In the material below, find all lines with the string "uncle" and copy them.

= = = = =

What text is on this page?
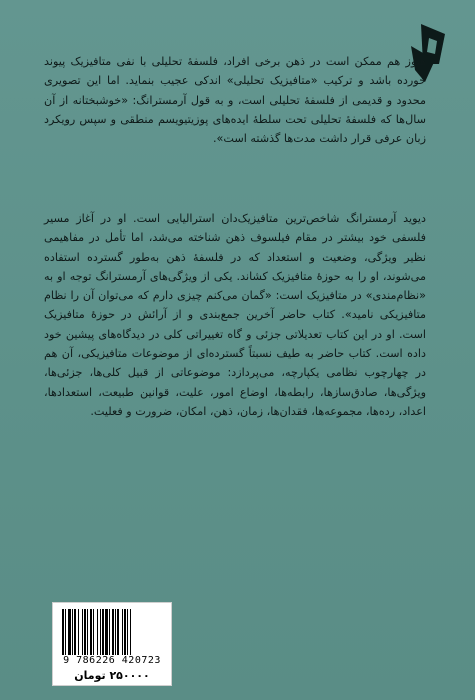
هنوز هم ممکن است در ذهن برخی افراد، فلسفهٔ تحلیلی با نفی متافیزیک پیوند خورده باشد و ترکیب «متافیزیک تحلیلی» اندکی عجیب بنماید. اما این تصویری محدود و قدیمی از فلسفهٔ تحلیلی است، و به قول آرمسترانگ: «خوشبختانه از آن سال‌ها که فلسفهٔ تحلیلی تحت سلطهٔ ایده‌های پوزیتیویسم منطقی و سپس رویکرد زبان عرفی قرار داشت مدت‌ها گذشته است».

دیوید آرمسترانگ شاخص‌ترین متافیزیک‌دان استرالیایی است. او در آغاز مسیر فلسفی خود بیشتر در مقام فیلسوف ذهن شناخته می‌شد، اما تأمل در مفاهیمی نظیر ویژگی، وضعیت و استعداد که در فلسفهٔ ذهن به‌طور گسترده استفاده می‌شوند، او را به حوزهٔ متافیزیک کشاند. یکی از ویژگی‌های آرمسترانگ توجه او به «نظام‌مندی» در متافیزیک است: «گمان می‌کنم چیزی دارم که می‌توان آن را نظام متافیزیکی نامید». کتاب حاضر آخرین جمع‌بندی و از آرائش در حوزهٔ متافیزیک است. او در این کتاب تعدیلاتی جزئی و گاه تغییراتی کلی در دیدگاه‌های پیشین خود داده است. کتاب حاضر به طیف نسبتاً گسترده‌ای از موضوعات متافیزیکی، آن هم در چهارچوب نظامی یکپارچه، می‌پردازد: موضوعاتی از قبیل کلی‌ها، جزئی‌ها، ویژگی‌ها، صادق‌سازها، رابطه‌ها، اوضاع امور، علیت، قوانین طبیعت، استعدادها، اعداد، رده‌ها، مجموعه‌ها، فقدان‌ها، زمان، ذهن، امکان، ضرورت و فعلیت.

9 786226 420723
۲۵۰۰۰۰ تومان
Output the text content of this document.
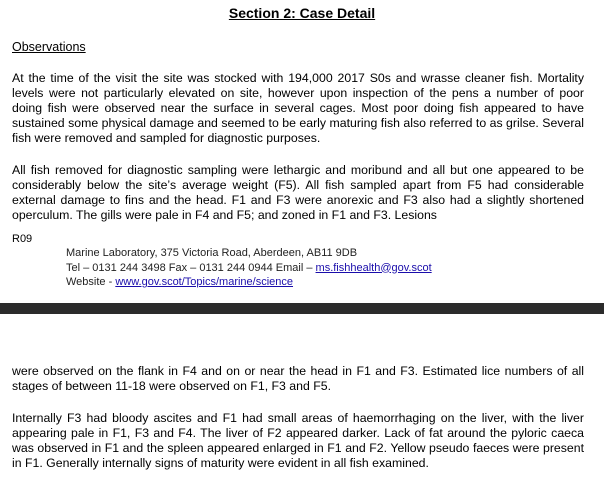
Section 2: Case Detail
Observations

At the time of the visit the site was stocked with 194,000 2017 S0s and wrasse cleaner fish. Mortality levels were not particularly elevated on site, however upon inspection of the pens a number of poor doing fish were observed near the surface in several cages. Most poor doing fish appeared to have sustained some physical damage and seemed to be early maturing fish also referred to as grilse. Several fish were removed and sampled for diagnostic purposes.

All fish removed for diagnostic sampling were lethargic and moribund and all but one appeared to be considerably below the site’s average weight (F5). All fish sampled apart from F5 had considerable external damage to fins and the head. F1 and F3 were anorexic and F3 also had a slightly shortened operculum. The gills were pale in F4 and F5; and zoned in F1 and F3. Lesions

R09
Marine Laboratory, 375 Victoria Road, Aberdeen, AB11 9DB
Tel – 0131 244 3498 Fax – 0131 244 0944 Email – ms.fishhealth@gov.scot
Website - www.gov.scot/Topics/marine/science

were observed on the flank in F4 and on or near the head in F1 and F3. Estimated lice numbers of all stages of between 11-18 were observed on F1, F3 and F5.

Internally F3 had bloody ascites and F1 had small areas of haemorrhaging on the liver, with the liver appearing pale in F1, F3 and F4. The liver of F2 appeared darker. Lack of fat around the pyloric caeca was observed in F1 and the spleen appeared enlarged in F1 and F2. Yellow pseudo faeces were present in F1. Generally internally signs of maturity were evident in all fish examined.
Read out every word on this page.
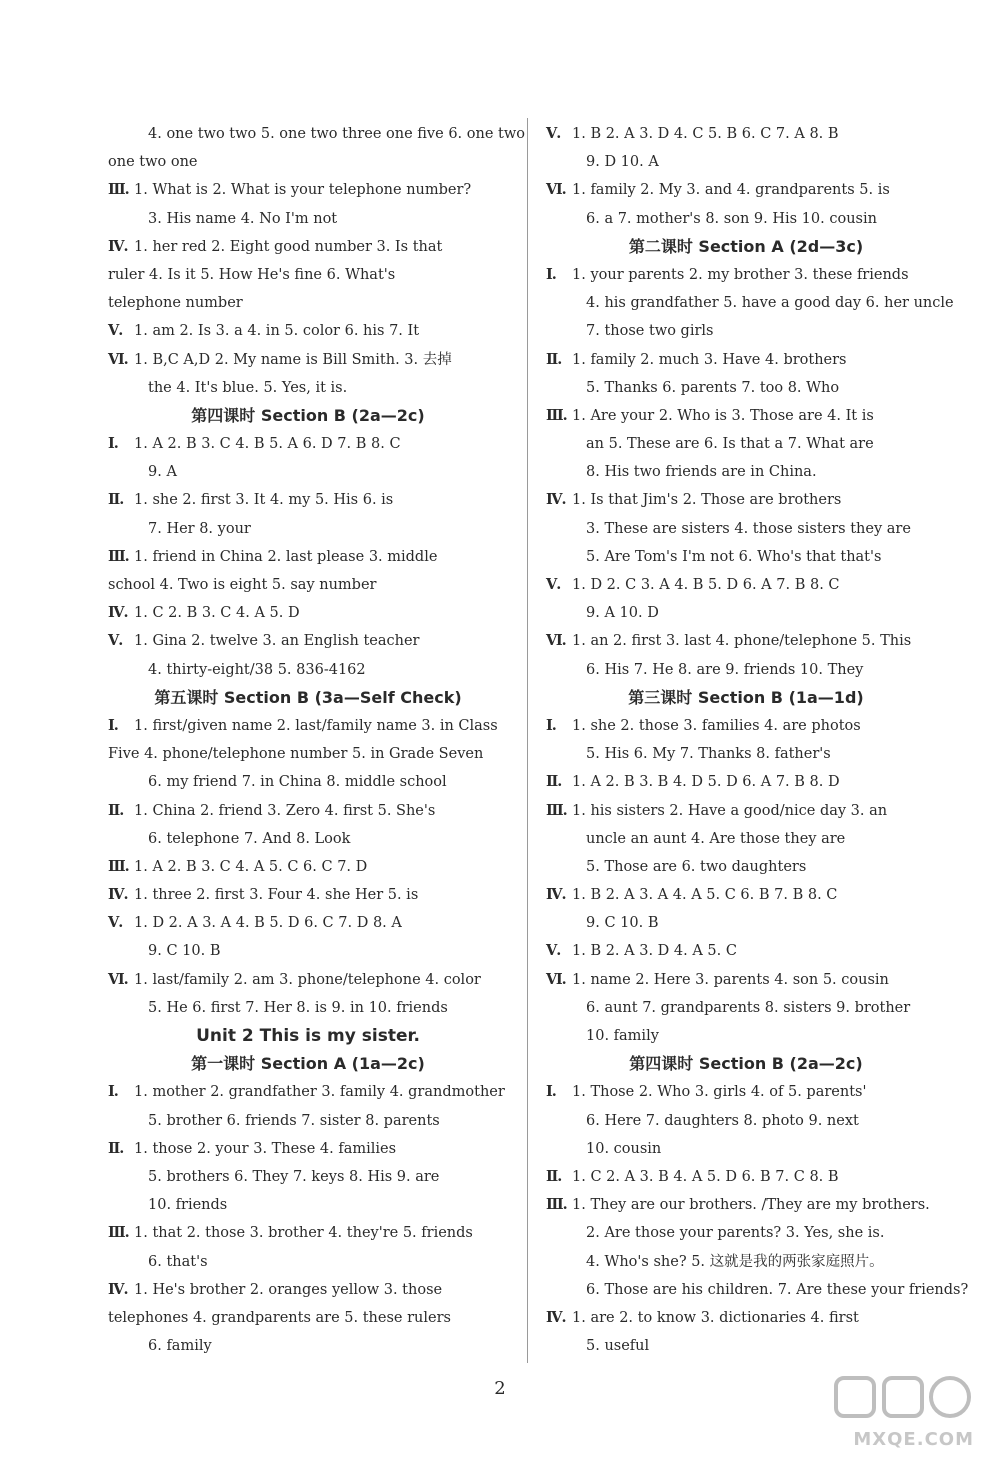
4. one two two 5. one two three one five 6. one two
one two one
Ⅲ. 1. What is 2. What is your telephone number?
3. His name 4. No I'm not
Ⅳ. 1. her red 2. Eight good number 3. Is that
ruler 4. Is it 5. How He's fine 6. What's
telephone number
Ⅴ. 1. am 2. Is 3. a 4. in 5. color 6. his 7. It
Ⅵ. 1. B,C A,D 2. My name is Bill Smith. 3. 去掉
the 4. It's blue. 5. Yes, it is.
第四课时 Section B (2a—2c)
Ⅰ. 1. A 2. B 3. C 4. B 5. A 6. D 7. B 8. C
9. A
Ⅱ. 1. she 2. first 3. It 4. my 5. His 6. is
7. Her 8. your
Ⅲ. 1. friend in China 2. last please 3. middle
school 4. Two is eight 5. say number
Ⅳ. 1. C 2. B 3. C 4. A 5. D
Ⅴ. 1. Gina 2. twelve 3. an English teacher
4. thirty-eight/38 5. 836-4162
第五课时 Section B (3a—Self Check)
Ⅰ. 1. first/given name 2. last/family name 3. in Class
Five 4. phone/telephone number 5. in Grade Seven
6. my friend 7. in China 8. middle school
Ⅱ. 1. China 2. friend 3. Zero 4. first 5. She's
6. telephone 7. And 8. Look
Ⅲ. 1. A 2. B 3. C 4. A 5. C 6. C 7. D
Ⅳ. 1. three 2. first 3. Four 4. she Her 5. is
Ⅴ. 1. D 2. A 3. A 4. B 5. D 6. C 7. D 8. A
9. C 10. B
Ⅵ. 1. last/family 2. am 3. phone/telephone 4. color
5. He 6. first 7. Her 8. is 9. in 10. friends
Unit 2 This is my sister.
第一课时 Section A (1a—2c)
Ⅰ. 1. mother 2. grandfather 3. family 4. grandmother
5. brother 6. friends 7. sister 8. parents
Ⅱ. 1. those 2. your 3. These 4. families
5. brothers 6. They 7. keys 8. His 9. are
10. friends
Ⅲ. 1. that 2. those 3. brother 4. they're 5. friends
6. that's
Ⅳ. 1. He's brother 2. oranges yellow 3. those
telephones 4. grandparents are 5. these rulers
6. family
Ⅴ. 1. B 2. A 3. D 4. C 5. B 6. C 7. A 8. B
9. D 10. A
Ⅵ. 1. family 2. My 3. and 4. grandparents 5. is
6. a 7. mother's 8. son 9. His 10. cousin
第二课时 Section A (2d—3c)
Ⅰ. 1. your parents 2. my brother 3. these friends
4. his grandfather 5. have a good day 6. her uncle
7. those two girls
Ⅱ. 1. family 2. much 3. Have 4. brothers
5. Thanks 6. parents 7. too 8. Who
Ⅲ. 1. Are your 2. Who is 3. Those are 4. It is
an 5. These are 6. Is that a 7. What are
8. His two friends are in China.
Ⅳ. 1. Is that Jim's 2. Those are brothers
3. These are sisters 4. those sisters they are
5. Are Tom's I'm not 6. Who's that that's
Ⅴ. 1. D 2. C 3. A 4. B 5. D 6. A 7. B 8. C
9. A 10. D
Ⅵ. 1. an 2. first 3. last 4. phone/telephone 5. This
6. His 7. He 8. are 9. friends 10. They
第三课时 Section B (1a—1d)
Ⅰ. 1. she 2. those 3. families 4. are photos
5. His 6. My 7. Thanks 8. father's
Ⅱ. 1. A 2. B 3. B 4. D 5. D 6. A 7. B 8. D
Ⅲ. 1. his sisters 2. Have a good/nice day 3. an
uncle an aunt 4. Are those they are
5. Those are 6. two daughters
Ⅳ. 1. B 2. A 3. A 4. A 5. C 6. B 7. B 8. C
9. C 10. B
Ⅴ. 1. B 2. A 3. D 4. A 5. C
Ⅵ. 1. name 2. Here 3. parents 4. son 5. cousin
6. aunt 7. grandparents 8. sisters 9. brother
10. family
第四课时 Section B (2a—2c)
Ⅰ. 1. Those 2. Who 3. girls 4. of 5. parents'
6. Here 7. daughters 8. photo 9. next
10. cousin
Ⅱ. 1. C 2. A 3. B 4. A 5. D 6. B 7. C 8. B
Ⅲ. 1. They are our brothers. /They are my brothers.
2. Are those your parents? 3. Yes, she is.
4. Who's she? 5. 这就是我的两张家庭照片。
6. Those are his children. 7. Are these your friends?
Ⅳ. 1. are 2. to know 3. dictionaries 4. first
5. useful
2
MXQE.COM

= = = = =

## TASK RESPONSE
4. his grandfather 5. have a good day 6. her uncle
uncle an aunt 4. Are those they are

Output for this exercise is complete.